ENTRIES SUPPLIED
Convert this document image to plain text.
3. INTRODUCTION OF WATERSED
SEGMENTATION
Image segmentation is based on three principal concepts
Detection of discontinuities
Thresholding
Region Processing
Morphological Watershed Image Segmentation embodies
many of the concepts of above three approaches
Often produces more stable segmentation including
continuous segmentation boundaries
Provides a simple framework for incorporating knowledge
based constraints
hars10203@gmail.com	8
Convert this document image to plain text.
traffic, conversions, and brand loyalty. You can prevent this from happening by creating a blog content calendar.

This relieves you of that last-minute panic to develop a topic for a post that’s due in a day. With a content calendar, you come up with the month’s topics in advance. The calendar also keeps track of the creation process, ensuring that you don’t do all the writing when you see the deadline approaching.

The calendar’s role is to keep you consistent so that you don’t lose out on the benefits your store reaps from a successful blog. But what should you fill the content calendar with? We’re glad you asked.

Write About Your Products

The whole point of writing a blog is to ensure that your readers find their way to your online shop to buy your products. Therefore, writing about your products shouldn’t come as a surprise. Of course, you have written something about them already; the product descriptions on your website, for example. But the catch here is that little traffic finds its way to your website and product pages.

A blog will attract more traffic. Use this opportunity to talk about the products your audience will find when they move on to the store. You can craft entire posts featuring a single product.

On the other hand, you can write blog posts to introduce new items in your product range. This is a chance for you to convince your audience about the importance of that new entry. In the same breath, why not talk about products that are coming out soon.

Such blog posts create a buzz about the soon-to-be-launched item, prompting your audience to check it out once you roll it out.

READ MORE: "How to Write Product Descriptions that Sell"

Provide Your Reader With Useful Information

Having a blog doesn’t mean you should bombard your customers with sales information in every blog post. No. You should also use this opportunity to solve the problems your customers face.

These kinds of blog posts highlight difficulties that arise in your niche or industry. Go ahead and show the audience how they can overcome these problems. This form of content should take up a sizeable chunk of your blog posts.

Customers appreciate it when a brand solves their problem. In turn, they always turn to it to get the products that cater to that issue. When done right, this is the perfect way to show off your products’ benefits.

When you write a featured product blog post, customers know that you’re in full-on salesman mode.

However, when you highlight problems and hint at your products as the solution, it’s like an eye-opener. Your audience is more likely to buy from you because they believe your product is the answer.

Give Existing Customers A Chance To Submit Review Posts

WHAT YOU HAVE TO DO
Copy all the lines, exactly.

EXERCISE ANSWER
Convert this document image to plain text.
3. INTRODUCTION OF WATERSED
SEGMENTATION
Image segmentation is based on three principal concepts
Detection of discontinuities
Thresholding
Region Processing
Morphological Watershed Image Segmentation embodies
many of the concepts of above three approaches
Often produces more stable segmentation including
continuous segmentation boundaries
Provides a simple framework for incorporating knowledge
based constraints
hars10203@gmail.com	8
Convert this document image to plain text.
traffic, conversions, and brand loyalty. You can prevent this from happening by creating a blog content calendar.

This relieves you of that last-minute panic to develop a topic for a post that’s due in a day. With a content calendar, you come up with the month’s topics in advance. The calendar also keeps track of the creation process, ensuring that you don’t do all the writing when you see the deadline approaching.

The calendar’s role is to keep you consistent so that you don’t lose out on the benefits your store reaps from a successful blog. But what should you fill the content calendar with? We’re glad you asked.

Write About Your Products

The whole point of writing a blog is to ensure that your readers find their way to your online shop to buy your products. Therefore, writing about your products shouldn’t come as a surprise. Of course, you have written something about them already; the product descriptions on your website, for example. But the catch here is that little traffic finds its way to your website and product pages.

A blog will attract more traffic. Use this opportunity to talk about the products your audience will find when they move on to the store. You can craft entire posts featuring a single product.

On the other hand, you can write blog posts to introduce new items in your product range. This is a chance for you to convince your audience about the importance of that new entry. In the same breath, why not talk about products that are coming out soon.

Such blog posts create a buzz about the soon-to-be-launched item, prompting your audience to check it out once you roll it out.

READ MORE: "How to Write Product Descriptions that Sell"

Provide Your Reader With Useful Information

Having a blog doesn’t mean you should bombard your customers with sales information in every blog post. No. You should also use this opportunity to solve the problems your customers face.

These kinds of blog posts highlight difficulties that arise in your niche or industry. Go ahead and show the audience how they can overcome these problems. This form of content should take up a sizeable chunk of your blog posts.

Customers appreciate it when a brand solves their problem. In turn, they always turn to it to get the products that cater to that issue. When done right, this is the perfect way to show off your products’ benefits.

When you write a featured product blog post, customers know that you’re in full-on salesman mode.

However, when you highlight problems and hint at your products as the solution, it’s like an eye-opener. Your audience is more likely to buy from you because they believe your product is the answer.

Give Existing Customers A Chance To Submit Review Posts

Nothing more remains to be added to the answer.